_What you have to do_.
Please reproduce every record, keeping each one exactly as written.

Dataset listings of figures
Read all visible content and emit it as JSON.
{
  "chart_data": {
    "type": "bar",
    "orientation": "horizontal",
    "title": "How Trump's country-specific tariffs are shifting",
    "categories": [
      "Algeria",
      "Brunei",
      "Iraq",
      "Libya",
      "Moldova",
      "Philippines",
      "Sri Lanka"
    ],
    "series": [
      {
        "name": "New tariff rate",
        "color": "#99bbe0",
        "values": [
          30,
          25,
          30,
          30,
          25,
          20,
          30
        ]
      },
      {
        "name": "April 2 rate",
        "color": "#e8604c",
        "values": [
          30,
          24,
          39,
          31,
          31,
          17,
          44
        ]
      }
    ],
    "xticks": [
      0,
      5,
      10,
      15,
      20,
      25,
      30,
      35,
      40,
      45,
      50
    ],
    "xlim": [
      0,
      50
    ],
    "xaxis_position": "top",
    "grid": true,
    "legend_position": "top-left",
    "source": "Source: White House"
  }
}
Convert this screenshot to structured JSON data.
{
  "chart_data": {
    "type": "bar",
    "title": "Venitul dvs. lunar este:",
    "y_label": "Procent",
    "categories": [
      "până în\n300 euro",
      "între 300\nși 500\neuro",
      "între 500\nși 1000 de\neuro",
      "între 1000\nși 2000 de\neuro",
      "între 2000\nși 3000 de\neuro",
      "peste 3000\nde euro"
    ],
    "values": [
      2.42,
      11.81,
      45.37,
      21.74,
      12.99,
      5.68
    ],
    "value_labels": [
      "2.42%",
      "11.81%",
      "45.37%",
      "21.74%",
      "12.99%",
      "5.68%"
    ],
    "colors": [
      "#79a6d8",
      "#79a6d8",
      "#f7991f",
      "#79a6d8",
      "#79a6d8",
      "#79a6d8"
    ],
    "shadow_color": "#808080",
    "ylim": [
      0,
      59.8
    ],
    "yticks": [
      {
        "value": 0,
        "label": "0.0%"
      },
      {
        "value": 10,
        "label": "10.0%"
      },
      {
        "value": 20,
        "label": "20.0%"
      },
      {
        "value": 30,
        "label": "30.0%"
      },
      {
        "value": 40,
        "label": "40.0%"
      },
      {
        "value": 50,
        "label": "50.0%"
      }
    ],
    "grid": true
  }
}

_Exercise output_.
Read all visible content and emit it as JSON.
{
  "chart_data": {
    "type": "bar",
    "orientation": "horizontal",
    "title": "How Trump's country-specific tariffs are shifting",
    "categories": [
      "Algeria",
      "Brunei",
      "Iraq",
      "Libya",
      "Moldova",
      "Philippines",
      "Sri Lanka"
    ],
    "series": [
      {
        "name": "New tariff rate",
        "color": "#99bbe0",
        "values": [
          30,
          25,
          30,
          30,
          25,
          20,
          30
        ]
      },
      {
        "name": "April 2 rate",
        "color": "#e8604c",
        "values": [
          30,
          24,
          39,
          31,
          31,
          17,
          44
        ]
      }
    ],
    "xticks": [
      0,
      5,
      10,
      15,
      20,
      25,
      30,
      35,
      40,
      45,
      50
    ],
    "xlim": [
      0,
      50
    ],
    "xaxis_position": "top",
    "grid": true,
    "legend_position": "top-left",
    "source": "Source: White House"
  }
}
Convert this screenshot to structured JSON data.
{
  "chart_data": {
    "type": "bar",
    "title": "Venitul dvs. lunar este:",
    "y_label": "Procent",
    "categories": [
      "până în\n300 euro",
      "între 300\nși 500\neuro",
      "între 500\nși 1000 de\neuro",
      "între 1000\nși 2000 de\neuro",
      "între 2000\nși 3000 de\neuro",
      "peste 3000\nde euro"
    ],
    "values": [
      2.42,
      11.81,
      45.37,
      21.74,
      12.99,
      5.68
    ],
    "value_labels": [
      "2.42%",
      "11.81%",
      "45.37%",
      "21.74%",
      "12.99%",
      "5.68%"
    ],
    "colors": [
      "#79a6d8",
      "#79a6d8",
      "#f7991f",
      "#79a6d8",
      "#79a6d8",
      "#79a6d8"
    ],
    "shadow_color": "#808080",
    "ylim": [
      0,
      59.8
    ],
    "yticks": [
      {
        "value": 0,
        "label": "0.0%"
      },
      {
        "value": 10,
        "label": "10.0%"
      },
      {
        "value": 20,
        "label": "20.0%"
      },
      {
        "value": 30,
        "label": "30.0%"
      },
      {
        "value": 40,
        "label": "40.0%"
      },
      {
        "value": 50,
        "label": "50.0%"
      }
    ],
    "grid": true
  }
}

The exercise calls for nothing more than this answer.